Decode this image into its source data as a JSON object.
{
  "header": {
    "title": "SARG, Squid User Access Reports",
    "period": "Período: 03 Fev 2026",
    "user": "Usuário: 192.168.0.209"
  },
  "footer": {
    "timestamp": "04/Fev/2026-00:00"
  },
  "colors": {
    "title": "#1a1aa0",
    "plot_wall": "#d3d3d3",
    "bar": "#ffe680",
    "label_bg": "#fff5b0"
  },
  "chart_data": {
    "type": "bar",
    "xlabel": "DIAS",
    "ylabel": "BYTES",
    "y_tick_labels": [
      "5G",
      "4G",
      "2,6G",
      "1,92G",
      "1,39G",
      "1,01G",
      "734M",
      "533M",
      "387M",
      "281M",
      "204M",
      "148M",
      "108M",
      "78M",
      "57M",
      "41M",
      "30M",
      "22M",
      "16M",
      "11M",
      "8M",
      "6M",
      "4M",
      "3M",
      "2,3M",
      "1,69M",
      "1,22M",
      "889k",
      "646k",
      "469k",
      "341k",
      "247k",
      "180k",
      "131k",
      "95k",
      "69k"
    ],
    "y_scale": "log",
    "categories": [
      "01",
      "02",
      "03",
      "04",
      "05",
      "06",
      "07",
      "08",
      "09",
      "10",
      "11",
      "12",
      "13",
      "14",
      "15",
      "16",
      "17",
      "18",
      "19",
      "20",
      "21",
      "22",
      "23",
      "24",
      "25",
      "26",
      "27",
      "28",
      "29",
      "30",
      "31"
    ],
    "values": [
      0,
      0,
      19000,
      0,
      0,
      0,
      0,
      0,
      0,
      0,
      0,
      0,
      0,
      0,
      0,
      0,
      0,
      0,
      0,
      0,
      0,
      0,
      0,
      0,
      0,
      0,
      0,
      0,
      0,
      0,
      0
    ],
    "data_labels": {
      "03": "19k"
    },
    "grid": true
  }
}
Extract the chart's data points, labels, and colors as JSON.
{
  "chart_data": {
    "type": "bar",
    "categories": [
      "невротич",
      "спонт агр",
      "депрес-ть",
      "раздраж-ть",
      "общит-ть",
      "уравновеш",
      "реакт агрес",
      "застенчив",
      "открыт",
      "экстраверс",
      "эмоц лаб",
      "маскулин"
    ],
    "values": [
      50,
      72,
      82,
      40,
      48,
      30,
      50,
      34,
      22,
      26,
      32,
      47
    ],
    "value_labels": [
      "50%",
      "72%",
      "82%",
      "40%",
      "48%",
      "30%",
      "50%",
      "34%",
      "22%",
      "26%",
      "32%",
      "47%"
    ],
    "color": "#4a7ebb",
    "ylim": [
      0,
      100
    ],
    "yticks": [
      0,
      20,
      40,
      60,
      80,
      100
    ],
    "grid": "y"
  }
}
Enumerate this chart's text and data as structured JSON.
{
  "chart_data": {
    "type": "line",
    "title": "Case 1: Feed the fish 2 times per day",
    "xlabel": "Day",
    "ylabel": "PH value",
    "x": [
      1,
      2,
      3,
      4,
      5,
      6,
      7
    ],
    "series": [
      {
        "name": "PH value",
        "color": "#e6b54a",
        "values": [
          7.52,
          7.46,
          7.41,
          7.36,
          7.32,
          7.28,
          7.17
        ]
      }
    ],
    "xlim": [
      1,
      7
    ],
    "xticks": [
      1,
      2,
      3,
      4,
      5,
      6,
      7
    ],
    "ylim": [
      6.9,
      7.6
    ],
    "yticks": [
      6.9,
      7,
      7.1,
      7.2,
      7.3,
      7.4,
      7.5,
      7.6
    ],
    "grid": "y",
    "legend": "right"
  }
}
========================================================================
# THE TASK:
Retype the data in full and match it exactly.

# EXERCISE OUTPUT:
Decode this image into its source data as a JSON object.
{
  "header": {
    "title": "SARG, Squid User Access Reports",
    "period": "Período: 03 Fev 2026",
    "user": "Usuário: 192.168.0.209"
  },
  "footer": {
    "timestamp": "04/Fev/2026-00:00"
  },
  "colors": {
    "title": "#1a1aa0",
    "plot_wall": "#d3d3d3",
    "bar": "#ffe680",
    "label_bg": "#fff5b0"
  },
  "chart_data": {
    "type": "bar",
    "xlabel": "DIAS",
    "ylabel": "BYTES",
    "y_tick_labels": [
      "5G",
      "4G",
      "2,6G",
      "1,92G",
      "1,39G",
      "1,01G",
      "734M",
      "533M",
      "387M",
      "281M",
      "204M",
      "148M",
      "108M",
      "78M",
      "57M",
      "41M",
      "30M",
      "22M",
      "16M",
      "11M",
      "8M",
      "6M",
      "4M",
      "3M",
      "2,3M",
      "1,69M",
      "1,22M",
      "889k",
      "646k",
      "469k",
      "341k",
      "247k",
      "180k",
      "131k",
      "95k",
      "69k"
    ],
    "y_scale": "log",
    "categories": [
      "01",
      "02",
      "03",
      "04",
      "05",
      "06",
      "07",
      "08",
      "09",
      "10",
      "11",
      "12",
      "13",
      "14",
      "15",
      "16",
      "17",
      "18",
      "19",
      "20",
      "21",
      "22",
      "23",
      "24",
      "25",
      "26",
      "27",
      "28",
      "29",
      "30",
      "31"
    ],
    "values": [
      0,
      0,
      19000,
      0,
      0,
      0,
      0,
      0,
      0,
      0,
      0,
      0,
      0,
      0,
      0,
      0,
      0,
      0,
      0,
      0,
      0,
      0,
      0,
      0,
      0,
      0,
      0,
      0,
      0,
      0,
      0
    ],
    "data_labels": {
      "03": "19k"
    },
    "grid": true
  }
}
Extract the chart's data points, labels, and colors as JSON.
{
  "chart_data": {
    "type": "bar",
    "categories": [
      "невротич",
      "спонт агр",
      "депрес-ть",
      "раздраж-ть",
      "общит-ть",
      "уравновеш",
      "реакт агрес",
      "застенчив",
      "открыт",
      "экстраверс",
      "эмоц лаб",
      "маскулин"
    ],
    "values": [
      50,
      72,
      82,
      40,
      48,
      30,
      50,
      34,
      22,
      26,
      32,
      47
    ],
    "value_labels": [
      "50%",
      "72%",
      "82%",
      "40%",
      "48%",
      "30%",
      "50%",
      "34%",
      "22%",
      "26%",
      "32%",
      "47%"
    ],
    "color": "#4a7ebb",
    "ylim": [
      0,
      100
    ],
    "yticks": [
      0,
      20,
      40,
      60,
      80,
      100
    ],
    "grid": "y"
  }
}
Enumerate this chart's text and data as structured JSON.
{
  "chart_data": {
    "type": "line",
    "title": "Case 1: Feed the fish 2 times per day",
    "xlabel": "Day",
    "ylabel": "PH value",
    "x": [
      1,
      2,
      3,
      4,
      5,
      6,
      7
    ],
    "series": [
      {
        "name": "PH value",
        "color": "#e6b54a",
        "values": [
          7.52,
          7.46,
          7.41,
          7.36,
          7.32,
          7.28,
          7.17
        ]
      }
    ],
    "xlim": [
      1,
      7
    ],
    "xticks": [
      1,
      2,
      3,
      4,
      5,
      6,
      7
    ],
    "ylim": [
      6.9,
      7.6
    ],
    "yticks": [
      6.9,
      7,
      7.1,
      7.2,
      7.3,
      7.4,
      7.5,
      7.6
    ],
    "grid": "y",
    "legend": "right"
  }
}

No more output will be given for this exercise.